--- START ---

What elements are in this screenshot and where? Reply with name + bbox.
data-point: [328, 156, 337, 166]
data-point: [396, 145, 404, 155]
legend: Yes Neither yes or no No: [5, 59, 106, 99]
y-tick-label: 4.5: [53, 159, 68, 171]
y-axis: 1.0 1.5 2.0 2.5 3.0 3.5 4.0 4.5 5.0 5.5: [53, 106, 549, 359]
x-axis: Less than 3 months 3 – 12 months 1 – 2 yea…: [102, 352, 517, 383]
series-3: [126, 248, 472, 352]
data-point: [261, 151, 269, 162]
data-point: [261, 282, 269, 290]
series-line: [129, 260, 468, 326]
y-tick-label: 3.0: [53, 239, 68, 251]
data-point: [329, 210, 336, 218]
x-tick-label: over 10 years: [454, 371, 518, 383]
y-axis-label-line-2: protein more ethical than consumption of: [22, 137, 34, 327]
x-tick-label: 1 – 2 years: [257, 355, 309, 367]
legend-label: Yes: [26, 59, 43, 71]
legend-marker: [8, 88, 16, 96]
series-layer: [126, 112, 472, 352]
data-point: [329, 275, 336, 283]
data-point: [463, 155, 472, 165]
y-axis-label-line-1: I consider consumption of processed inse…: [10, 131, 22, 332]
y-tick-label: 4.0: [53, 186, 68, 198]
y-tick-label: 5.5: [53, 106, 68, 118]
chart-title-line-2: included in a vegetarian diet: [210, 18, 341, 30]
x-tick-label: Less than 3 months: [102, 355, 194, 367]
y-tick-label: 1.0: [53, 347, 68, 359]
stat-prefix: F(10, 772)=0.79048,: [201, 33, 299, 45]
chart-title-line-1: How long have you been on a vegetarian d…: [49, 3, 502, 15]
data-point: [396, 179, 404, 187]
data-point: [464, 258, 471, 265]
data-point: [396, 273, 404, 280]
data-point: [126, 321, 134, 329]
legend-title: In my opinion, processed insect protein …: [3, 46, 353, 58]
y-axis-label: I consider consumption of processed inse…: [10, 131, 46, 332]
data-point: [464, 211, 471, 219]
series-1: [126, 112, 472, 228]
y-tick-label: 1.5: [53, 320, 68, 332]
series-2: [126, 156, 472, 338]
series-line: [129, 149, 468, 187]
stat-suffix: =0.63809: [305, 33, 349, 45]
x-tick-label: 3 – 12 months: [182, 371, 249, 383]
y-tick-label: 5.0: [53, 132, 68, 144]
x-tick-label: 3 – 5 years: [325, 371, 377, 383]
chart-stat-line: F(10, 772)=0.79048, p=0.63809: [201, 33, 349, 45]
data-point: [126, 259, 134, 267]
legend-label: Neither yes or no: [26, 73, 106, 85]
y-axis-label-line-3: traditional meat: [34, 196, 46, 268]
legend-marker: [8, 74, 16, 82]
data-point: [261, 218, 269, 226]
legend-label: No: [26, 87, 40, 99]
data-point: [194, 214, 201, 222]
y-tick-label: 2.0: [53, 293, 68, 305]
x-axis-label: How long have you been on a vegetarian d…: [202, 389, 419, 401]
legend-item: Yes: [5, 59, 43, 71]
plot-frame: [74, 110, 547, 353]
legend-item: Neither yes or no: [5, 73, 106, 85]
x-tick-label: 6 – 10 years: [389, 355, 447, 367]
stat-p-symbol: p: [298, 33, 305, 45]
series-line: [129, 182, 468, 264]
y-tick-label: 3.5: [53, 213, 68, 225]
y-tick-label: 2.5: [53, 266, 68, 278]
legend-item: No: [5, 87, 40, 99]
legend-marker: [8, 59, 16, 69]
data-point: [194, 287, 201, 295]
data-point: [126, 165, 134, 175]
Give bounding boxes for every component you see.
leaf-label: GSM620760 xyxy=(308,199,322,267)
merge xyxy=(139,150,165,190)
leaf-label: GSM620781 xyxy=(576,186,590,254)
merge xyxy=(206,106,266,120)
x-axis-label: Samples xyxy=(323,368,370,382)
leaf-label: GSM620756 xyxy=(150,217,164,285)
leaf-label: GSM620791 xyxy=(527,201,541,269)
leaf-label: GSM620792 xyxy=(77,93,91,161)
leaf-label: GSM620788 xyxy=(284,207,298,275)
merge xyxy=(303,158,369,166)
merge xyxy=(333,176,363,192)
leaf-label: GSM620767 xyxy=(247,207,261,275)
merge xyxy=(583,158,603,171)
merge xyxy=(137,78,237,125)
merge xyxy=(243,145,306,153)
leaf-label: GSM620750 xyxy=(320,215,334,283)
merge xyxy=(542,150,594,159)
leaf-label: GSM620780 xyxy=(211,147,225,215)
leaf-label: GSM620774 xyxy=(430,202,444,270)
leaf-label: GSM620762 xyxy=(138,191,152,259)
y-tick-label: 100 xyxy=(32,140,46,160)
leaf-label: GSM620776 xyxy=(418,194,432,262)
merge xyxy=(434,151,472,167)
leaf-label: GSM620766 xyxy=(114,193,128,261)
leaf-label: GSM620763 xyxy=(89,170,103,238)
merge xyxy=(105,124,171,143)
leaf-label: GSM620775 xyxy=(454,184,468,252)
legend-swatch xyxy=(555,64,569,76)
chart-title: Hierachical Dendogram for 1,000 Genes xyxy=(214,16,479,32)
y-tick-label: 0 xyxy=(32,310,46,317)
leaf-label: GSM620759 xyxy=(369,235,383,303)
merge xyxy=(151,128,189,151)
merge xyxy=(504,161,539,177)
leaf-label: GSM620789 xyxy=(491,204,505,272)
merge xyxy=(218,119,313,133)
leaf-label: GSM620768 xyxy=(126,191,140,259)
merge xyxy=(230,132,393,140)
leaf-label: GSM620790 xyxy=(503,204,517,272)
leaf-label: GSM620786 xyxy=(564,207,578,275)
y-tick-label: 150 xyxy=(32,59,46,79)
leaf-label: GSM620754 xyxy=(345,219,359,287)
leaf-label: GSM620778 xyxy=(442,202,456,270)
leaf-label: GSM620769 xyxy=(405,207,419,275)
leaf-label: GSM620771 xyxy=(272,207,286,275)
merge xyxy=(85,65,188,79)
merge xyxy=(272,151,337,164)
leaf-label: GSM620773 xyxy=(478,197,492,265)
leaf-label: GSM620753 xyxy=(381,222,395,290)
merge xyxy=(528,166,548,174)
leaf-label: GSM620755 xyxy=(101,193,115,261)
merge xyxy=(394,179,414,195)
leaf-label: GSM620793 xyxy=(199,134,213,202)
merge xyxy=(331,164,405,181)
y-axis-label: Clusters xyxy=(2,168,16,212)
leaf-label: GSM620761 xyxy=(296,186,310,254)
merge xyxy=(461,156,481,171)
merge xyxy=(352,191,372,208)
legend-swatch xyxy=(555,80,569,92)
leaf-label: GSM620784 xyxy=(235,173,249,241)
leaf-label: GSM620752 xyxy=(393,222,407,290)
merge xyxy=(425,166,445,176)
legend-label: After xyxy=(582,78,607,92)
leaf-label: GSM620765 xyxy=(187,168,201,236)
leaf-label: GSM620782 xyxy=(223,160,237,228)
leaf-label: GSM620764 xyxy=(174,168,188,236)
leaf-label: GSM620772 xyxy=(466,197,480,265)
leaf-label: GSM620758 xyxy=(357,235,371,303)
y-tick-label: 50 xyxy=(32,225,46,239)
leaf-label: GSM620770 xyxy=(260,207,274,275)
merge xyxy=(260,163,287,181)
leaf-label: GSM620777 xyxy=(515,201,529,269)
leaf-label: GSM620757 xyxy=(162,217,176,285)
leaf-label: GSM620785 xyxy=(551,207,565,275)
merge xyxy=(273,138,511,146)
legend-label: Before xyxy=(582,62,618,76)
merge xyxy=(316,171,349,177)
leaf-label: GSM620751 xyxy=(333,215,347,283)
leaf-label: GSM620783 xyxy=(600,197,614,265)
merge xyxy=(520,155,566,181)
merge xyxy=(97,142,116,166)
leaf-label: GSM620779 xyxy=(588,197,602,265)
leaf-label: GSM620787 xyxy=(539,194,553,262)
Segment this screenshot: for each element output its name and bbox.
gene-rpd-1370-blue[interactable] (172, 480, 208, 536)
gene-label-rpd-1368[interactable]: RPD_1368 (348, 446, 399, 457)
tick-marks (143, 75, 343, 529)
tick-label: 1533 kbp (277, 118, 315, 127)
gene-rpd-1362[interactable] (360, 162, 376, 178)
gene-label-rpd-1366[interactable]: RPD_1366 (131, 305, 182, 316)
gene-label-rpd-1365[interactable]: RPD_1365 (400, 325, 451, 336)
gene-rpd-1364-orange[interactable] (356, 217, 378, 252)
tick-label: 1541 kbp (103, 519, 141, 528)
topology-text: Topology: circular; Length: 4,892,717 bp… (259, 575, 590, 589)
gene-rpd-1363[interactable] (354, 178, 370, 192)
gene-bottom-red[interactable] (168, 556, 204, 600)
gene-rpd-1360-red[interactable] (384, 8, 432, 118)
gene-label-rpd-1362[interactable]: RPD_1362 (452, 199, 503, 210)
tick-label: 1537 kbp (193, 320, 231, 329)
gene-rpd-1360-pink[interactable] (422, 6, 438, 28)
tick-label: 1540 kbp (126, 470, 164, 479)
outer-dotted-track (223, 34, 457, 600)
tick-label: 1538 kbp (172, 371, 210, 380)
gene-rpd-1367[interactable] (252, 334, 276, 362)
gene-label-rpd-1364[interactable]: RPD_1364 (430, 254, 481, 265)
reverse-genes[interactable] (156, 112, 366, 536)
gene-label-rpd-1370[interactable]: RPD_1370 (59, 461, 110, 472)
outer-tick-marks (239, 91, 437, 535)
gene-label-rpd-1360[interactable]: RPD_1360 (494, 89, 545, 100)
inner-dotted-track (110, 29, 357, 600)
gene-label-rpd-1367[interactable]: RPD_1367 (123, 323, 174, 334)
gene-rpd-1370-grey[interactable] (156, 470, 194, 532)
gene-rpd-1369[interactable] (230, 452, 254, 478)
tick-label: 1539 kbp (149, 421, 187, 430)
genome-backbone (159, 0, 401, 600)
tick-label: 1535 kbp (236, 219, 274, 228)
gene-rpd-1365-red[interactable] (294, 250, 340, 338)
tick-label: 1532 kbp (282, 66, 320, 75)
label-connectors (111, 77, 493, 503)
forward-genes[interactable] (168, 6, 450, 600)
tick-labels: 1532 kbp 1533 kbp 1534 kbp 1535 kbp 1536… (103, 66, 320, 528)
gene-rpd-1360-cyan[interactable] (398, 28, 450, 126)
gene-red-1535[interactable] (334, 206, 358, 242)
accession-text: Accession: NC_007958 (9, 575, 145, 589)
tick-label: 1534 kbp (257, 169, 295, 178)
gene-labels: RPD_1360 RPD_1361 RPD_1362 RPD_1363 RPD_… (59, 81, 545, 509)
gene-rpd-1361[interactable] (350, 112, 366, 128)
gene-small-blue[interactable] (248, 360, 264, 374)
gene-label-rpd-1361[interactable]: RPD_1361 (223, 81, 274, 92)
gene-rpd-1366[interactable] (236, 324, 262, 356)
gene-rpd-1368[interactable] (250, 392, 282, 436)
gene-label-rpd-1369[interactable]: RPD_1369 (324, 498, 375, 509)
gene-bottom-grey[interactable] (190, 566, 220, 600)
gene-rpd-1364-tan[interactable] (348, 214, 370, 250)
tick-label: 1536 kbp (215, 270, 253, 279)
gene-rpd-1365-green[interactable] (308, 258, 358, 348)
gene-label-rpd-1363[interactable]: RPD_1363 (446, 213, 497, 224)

--- END ---

* ASSIGNMENT *
From the data above, copy each line that has the string "this".

* FINAL ANSWER *
What elements are in this screenshot and where? Reply with name + bbox.
Segment this screenshot: for each element output its name and bbox.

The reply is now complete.